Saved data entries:
((

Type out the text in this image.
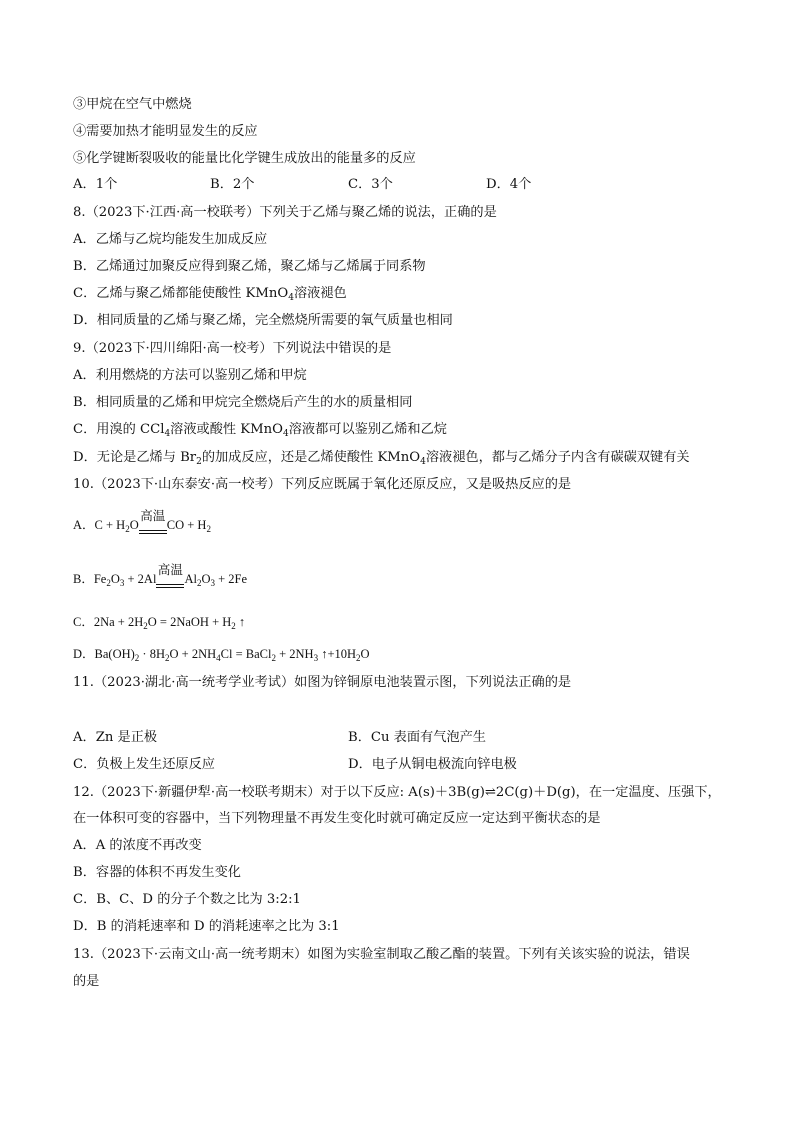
③甲烷在空气中燃烧
④需要加热才能明显发生的反应
⑤化学键断裂吸收的能量比化学键生成放出的能量多的反应
A．1个	B．2个	C．3个	D．4个
8.（2023下·江西·高一校联考）下列关于乙烯与聚乙烯的说法，正确的是
A．乙烯与乙烷均能发生加成反应
B．乙烯通过加聚反应得到聚乙烯，聚乙烯与乙烯属于同系物
C．乙烯与聚乙烯都能使酸性 KMnO$_4$溶液褪色
D．相同质量的乙烯与聚乙烯，完全燃烧所需要的氧气质量也相同
9.（2023下·四川绵阳·高一校考）下列说法中错误的是
A．利用燃烧的方法可以鉴别乙烯和甲烷
B．相同质量的乙烯和甲烷完全燃烧后产生的水的质量相同
C．用溴的 CCl$_4$溶液或酸性 KMnO$_4$溶液都可以鉴别乙烯和乙烷
D．无论是乙烯与 $Br_2$的加成反应，还是乙烯使酸性 KMnO$_4$溶液褪色，都与乙烯分子内含有碳碳双键有关
10.（2023下·山东泰安·高一校考）下列反应既属于氧化还原反应，又是吸热反应的是
A．$C + H_2O$
高温
CO + $H_2$
B．$Fe_2O_3 + 2Al$
高温
$Al_2O_3 + 2Fe$
C．$2Na + 2H_2O$ = 2NaOH + $H_2$ ↑
D．$Ba(OH)_2 \cdot 8H_2O + 2NH_4Cl$ = BaCl$_2$ + $2NH_3$ $↑+10H_2O$
11.（2023·湖北·高一统考学业考试）如图为锌铜原电池装置示图，下列说法正确的是
A．Zn 是正极	B．Cu 表面有气泡产生
C．负极上发生还原反应	D．电子从铜电极流向锌电极
12.（2023下·新疆伊犁·高一校联考期末）对于以下反应: A(s)＋3B(g)⇌2C(g)＋D(g)，在一定温度、压强下，
在一体积可变的容器中，当下列物理量不再发生变化时就可确定反应一定达到平衡状态的是
A．A 的浓度不再改变
B．容器的体积不再发生变化
C．B、C、D 的分子个数之比为 3:2:1
D．B 的消耗速率和 D 的消耗速率之比为 3:1
13.（2023下·云南文山·高一统考期末）如图为实验室制取乙酸乙酯的装置。下列有关该实验的说法，错误
的是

))

**Goal**
Quote all of the entries word for word, omitting any pictures.

**Result for this task**
Type out the text in this image.
③甲烷在空气中燃烧
④需要加热才能明显发生的反应
⑤化学键断裂吸收的能量比化学键生成放出的能量多的反应
A．1个	B．2个	C．3个	D．4个
8.（2023下·江西·高一校联考）下列关于乙烯与聚乙烯的说法，正确的是
A．乙烯与乙烷均能发生加成反应
B．乙烯通过加聚反应得到聚乙烯，聚乙烯与乙烯属于同系物
C．乙烯与聚乙烯都能使酸性 KMnO$_4$溶液褪色
D．相同质量的乙烯与聚乙烯，完全燃烧所需要的氧气质量也相同
9.（2023下·四川绵阳·高一校考）下列说法中错误的是
A．利用燃烧的方法可以鉴别乙烯和甲烷
B．相同质量的乙烯和甲烷完全燃烧后产生的水的质量相同
C．用溴的 CCl$_4$溶液或酸性 KMnO$_4$溶液都可以鉴别乙烯和乙烷
D．无论是乙烯与 $Br_2$的加成反应，还是乙烯使酸性 KMnO$_4$溶液褪色，都与乙烯分子内含有碳碳双键有关
10.（2023下·山东泰安·高一校考）下列反应既属于氧化还原反应，又是吸热反应的是
A．$C + H_2O$
高温
CO + $H_2$
B．$Fe_2O_3 + 2Al$
高温
$Al_2O_3 + 2Fe$
C．$2Na + 2H_2O$ = 2NaOH + $H_2$ ↑
D．$Ba(OH)_2 \cdot 8H_2O + 2NH_4Cl$ = BaCl$_2$ + $2NH_3$ $↑+10H_2O$
11.（2023·湖北·高一统考学业考试）如图为锌铜原电池装置示图，下列说法正确的是
A．Zn 是正极	B．Cu 表面有气泡产生
C．负极上发生还原反应	D．电子从铜电极流向锌电极
12.（2023下·新疆伊犁·高一校联考期末）对于以下反应: A(s)＋3B(g)⇌2C(g)＋D(g)，在一定温度、压强下，
在一体积可变的容器中，当下列物理量不再发生变化时就可确定反应一定达到平衡状态的是
A．A 的浓度不再改变
B．容器的体积不再发生变化
C．B、C、D 的分子个数之比为 3:2:1
D．B 的消耗速率和 D 的消耗速率之比为 3:1
13.（2023下·云南文山·高一统考期末）如图为实验室制取乙酸乙酯的装置。下列有关该实验的说法，错误
的是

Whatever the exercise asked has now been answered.